ENTRIES SUPPLIED >>
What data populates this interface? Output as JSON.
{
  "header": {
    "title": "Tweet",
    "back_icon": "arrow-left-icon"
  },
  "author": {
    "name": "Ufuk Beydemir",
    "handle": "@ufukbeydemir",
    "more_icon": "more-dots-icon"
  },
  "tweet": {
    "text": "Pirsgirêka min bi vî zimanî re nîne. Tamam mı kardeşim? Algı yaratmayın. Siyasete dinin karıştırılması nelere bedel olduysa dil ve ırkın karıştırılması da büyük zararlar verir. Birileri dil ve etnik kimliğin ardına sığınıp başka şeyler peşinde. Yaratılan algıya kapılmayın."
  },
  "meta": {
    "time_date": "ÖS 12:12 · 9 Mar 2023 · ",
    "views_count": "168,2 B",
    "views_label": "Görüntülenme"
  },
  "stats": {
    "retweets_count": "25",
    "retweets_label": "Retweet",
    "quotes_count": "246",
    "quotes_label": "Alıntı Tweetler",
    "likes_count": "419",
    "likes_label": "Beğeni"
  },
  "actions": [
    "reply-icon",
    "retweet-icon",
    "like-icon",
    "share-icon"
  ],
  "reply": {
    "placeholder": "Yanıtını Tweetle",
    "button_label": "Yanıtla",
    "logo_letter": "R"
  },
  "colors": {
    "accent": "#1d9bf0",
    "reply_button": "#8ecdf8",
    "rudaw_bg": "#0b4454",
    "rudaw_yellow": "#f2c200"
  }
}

GIVEN INSTRUCTION >>
Using the data above, return each line exactly as written.

RESULT OF THIS EXERCISE >>
What data populates this interface? Output as JSON.
{
  "header": {
    "title": "Tweet",
    "back_icon": "arrow-left-icon"
  },
  "author": {
    "name": "Ufuk Beydemir",
    "handle": "@ufukbeydemir",
    "more_icon": "more-dots-icon"
  },
  "tweet": {
    "text": "Pirsgirêka min bi vî zimanî re nîne. Tamam mı kardeşim? Algı yaratmayın. Siyasete dinin karıştırılması nelere bedel olduysa dil ve ırkın karıştırılması da büyük zararlar verir. Birileri dil ve etnik kimliğin ardına sığınıp başka şeyler peşinde. Yaratılan algıya kapılmayın."
  },
  "meta": {
    "time_date": "ÖS 12:12 · 9 Mar 2023 · ",
    "views_count": "168,2 B",
    "views_label": "Görüntülenme"
  },
  "stats": {
    "retweets_count": "25",
    "retweets_label": "Retweet",
    "quotes_count": "246",
    "quotes_label": "Alıntı Tweetler",
    "likes_count": "419",
    "likes_label": "Beğeni"
  },
  "actions": [
    "reply-icon",
    "retweet-icon",
    "like-icon",
    "share-icon"
  ],
  "reply": {
    "placeholder": "Yanıtını Tweetle",
    "button_label": "Yanıtla",
    "logo_letter": "R"
  },
  "colors": {
    "accent": "#1d9bf0",
    "reply_button": "#8ecdf8",
    "rudaw_bg": "#0b4454",
    "rudaw_yellow": "#f2c200"
  }
}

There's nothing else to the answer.